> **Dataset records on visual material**
____________________

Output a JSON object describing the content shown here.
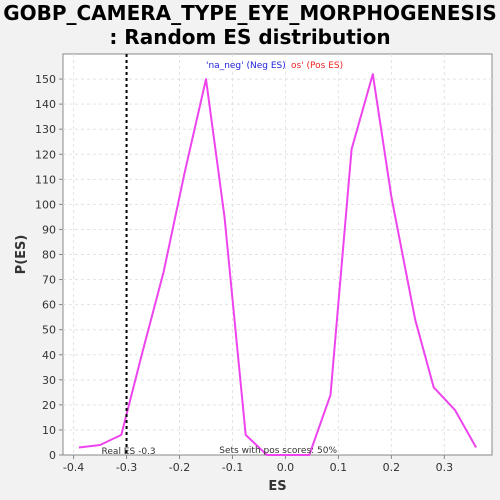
{
  "title_line1": "GOBP_CAMERA_TYPE_EYE_MORPHOGENESIS",
  "title_line2": ": Random ES distribution",
  "chart_data": {
    "type": "line",
    "xlabel": "ES",
    "ylabel": "P(ES)",
    "xlim": [
      -0.42,
      0.39
    ],
    "ylim": [
      0,
      160
    ],
    "xticks": [
      -0.4,
      -0.3,
      -0.2,
      -0.1,
      0.0,
      0.1,
      0.2,
      0.3
    ],
    "xtick_labels": [
      "-0.4",
      "-0.3",
      "-0.2",
      "-0.1",
      "0.0",
      "0.1",
      "0.2",
      "0.3"
    ],
    "yticks": [
      0,
      10,
      20,
      30,
      40,
      50,
      60,
      70,
      80,
      90,
      100,
      110,
      120,
      130,
      140,
      150
    ],
    "grid": true,
    "series": [
      {
        "color": "#ee44ee",
        "x": [
          -0.39,
          -0.35,
          -0.31,
          -0.27,
          -0.23,
          -0.19,
          -0.15,
          -0.115,
          -0.075,
          -0.035,
          0.0,
          0.045,
          0.085,
          0.125,
          0.165,
          0.2,
          0.245,
          0.28,
          0.32,
          0.36
        ],
        "y": [
          3,
          4,
          8,
          41,
          73,
          113,
          150,
          95,
          8,
          0,
          0,
          0,
          24,
          122,
          152,
          103,
          54,
          27,
          18,
          3
        ]
      }
    ],
    "real_es": -0.3,
    "real_es_label": "Real ES -0.3",
    "legend": {
      "neg_text": "'na_neg' (Neg ES)",
      "pos_text": "os' (Pos ES)",
      "neg_color": "#2222dd",
      "pos_color": "#ee2222"
    },
    "annotation": "Sets with pos scores: 50%"
  }
}
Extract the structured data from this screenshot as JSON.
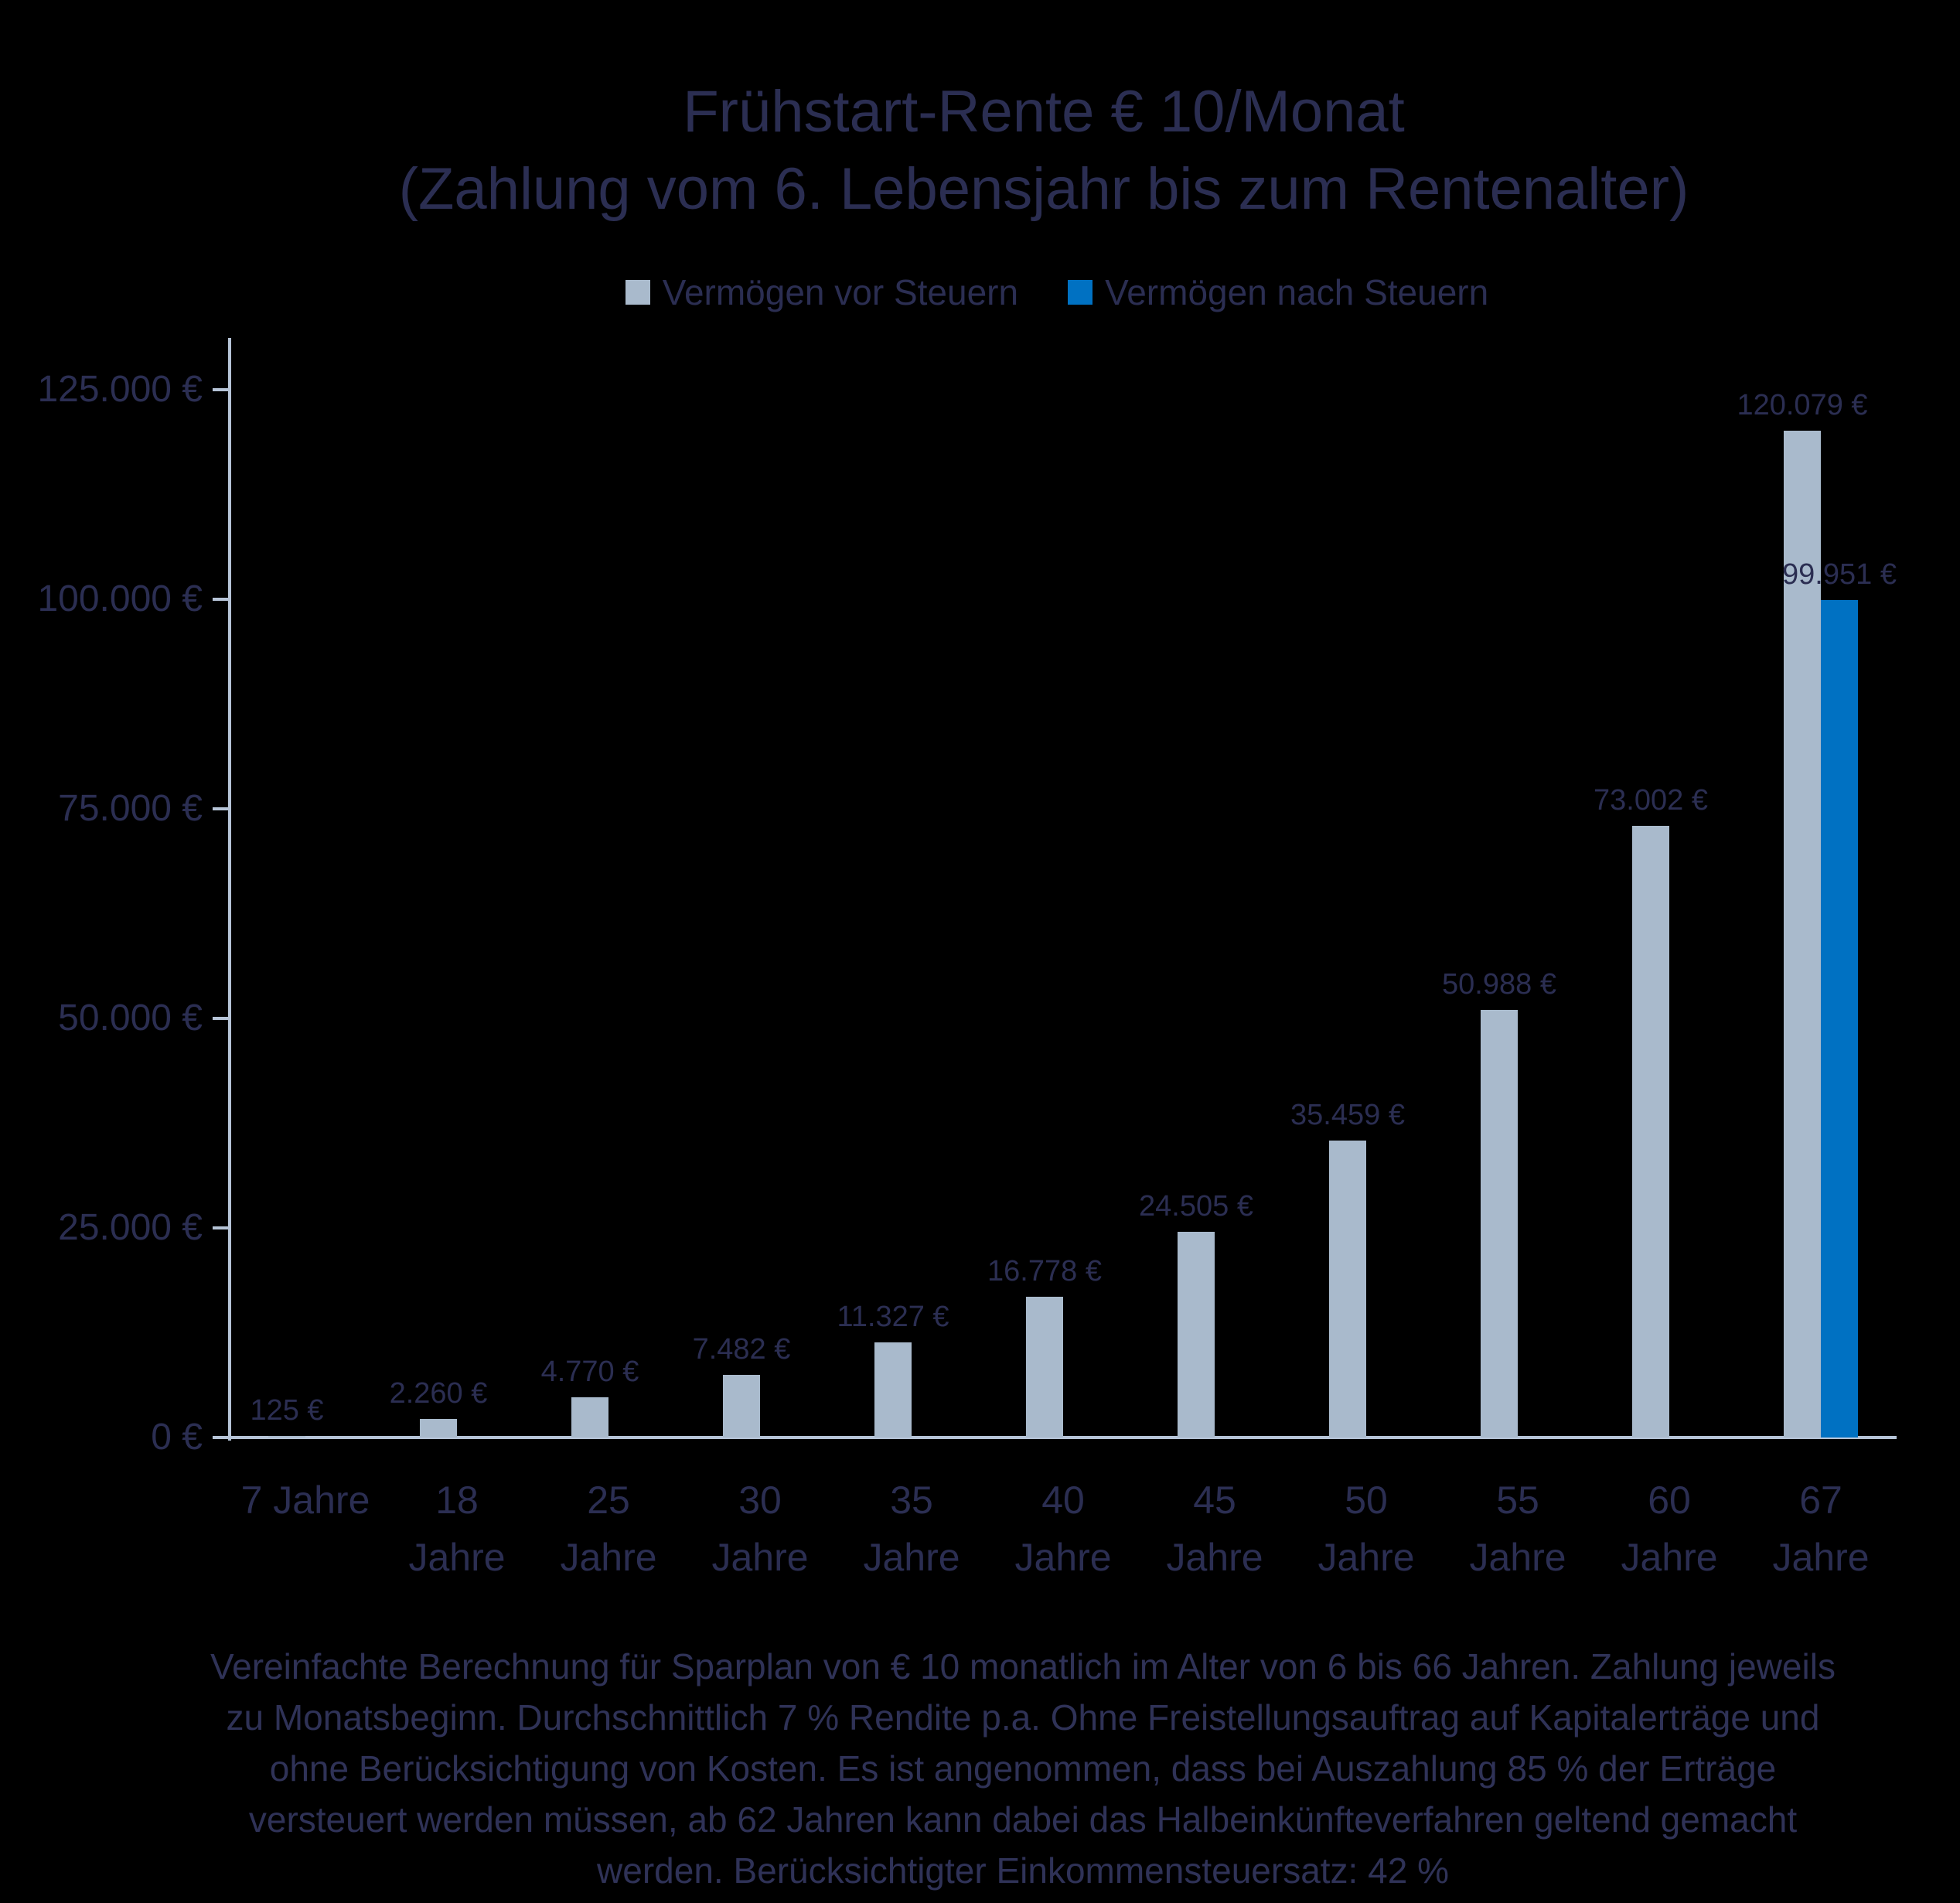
{
  "title": {
    "line1": "Frühstart-Rente € 10/Monat",
    "line2": "(Zahlung vom 6. Lebensjahr bis zum Rentenalter)"
  },
  "legend": {
    "items": [
      {
        "label": "Vermögen vor Steuern",
        "color": "#a9bacc"
      },
      {
        "label": "Vermögen nach Steuern",
        "color": "#0071c2"
      }
    ]
  },
  "chart_data": {
    "type": "bar",
    "title": "Frühstart-Rente € 10/Monat (Zahlung vom 6. Lebensjahr bis zum Rentenalter)",
    "categories": [
      "7 Jahre",
      "18 Jahre",
      "25 Jahre",
      "30 Jahre",
      "35 Jahre",
      "40 Jahre",
      "45 Jahre",
      "50 Jahre",
      "55 Jahre",
      "60 Jahre",
      "67 Jahre"
    ],
    "category_label_lines": [
      [
        "7 Jahre",
        ""
      ],
      [
        "18",
        "Jahre"
      ],
      [
        "25",
        "Jahre"
      ],
      [
        "30",
        "Jahre"
      ],
      [
        "35",
        "Jahre"
      ],
      [
        "40",
        "Jahre"
      ],
      [
        "45",
        "Jahre"
      ],
      [
        "50",
        "Jahre"
      ],
      [
        "55",
        "Jahre"
      ],
      [
        "60",
        "Jahre"
      ],
      [
        "67",
        "Jahre"
      ]
    ],
    "xlabel": "",
    "ylabel": "",
    "ylim": [
      0,
      125000
    ],
    "grid": false,
    "legend_position": "top",
    "background": "#000000",
    "text_color": "#2b2e52",
    "axis_color": "#b6c4d7",
    "y_ticks": [
      {
        "value": 0,
        "label": "0 €"
      },
      {
        "value": 25000,
        "label": "25.000 €"
      },
      {
        "value": 50000,
        "label": "50.000 €"
      },
      {
        "value": 75000,
        "label": "75.000 €"
      },
      {
        "value": 100000,
        "label": "100.000 €"
      },
      {
        "value": 125000,
        "label": "125.000 €"
      }
    ],
    "series": [
      {
        "name": "Vermögen vor Steuern",
        "color": "#a9bacc",
        "values": [
          125,
          2260,
          4770,
          7482,
          11327,
          16778,
          24505,
          35459,
          50988,
          73002,
          120079
        ],
        "data_labels": [
          "125 €",
          "2.260 €",
          "4.770 €",
          "7.482 €",
          "11.327 €",
          "16.778 €",
          "24.505 €",
          "35.459 €",
          "50.988 €",
          "73.002 €",
          "120.079 €"
        ]
      },
      {
        "name": "Vermögen nach Steuern",
        "color": "#0071c2",
        "values": [
          null,
          null,
          null,
          null,
          null,
          null,
          null,
          null,
          null,
          null,
          99951
        ],
        "data_labels": [
          null,
          null,
          null,
          null,
          null,
          null,
          null,
          null,
          null,
          null,
          "99.951 €"
        ]
      }
    ]
  },
  "footnote": "Vereinfachte Berechnung für Sparplan von € 10 monatlich im Alter von 6 bis 66 Jahren. Zahlung jeweils zu Monatsbeginn. Durchschnittlich 7 % Rendite p.a. Ohne Freistellungsauftrag auf Kapitalerträge und ohne Berücksichtigung von Kosten. Es ist angenommen, dass bei Auszahlung 85 % der Erträge versteuert werden müssen, ab 62 Jahren kann dabei das Halbeinkünfteverfahren geltend gemacht werden. Berücksichtigter Einkommensteuersatz: 42 %"
}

____________________

> **Exercise goal**
How many lines in the records above contain the word "Steuern"? Reply with the number and nothing more.

> **Exercise answer**
4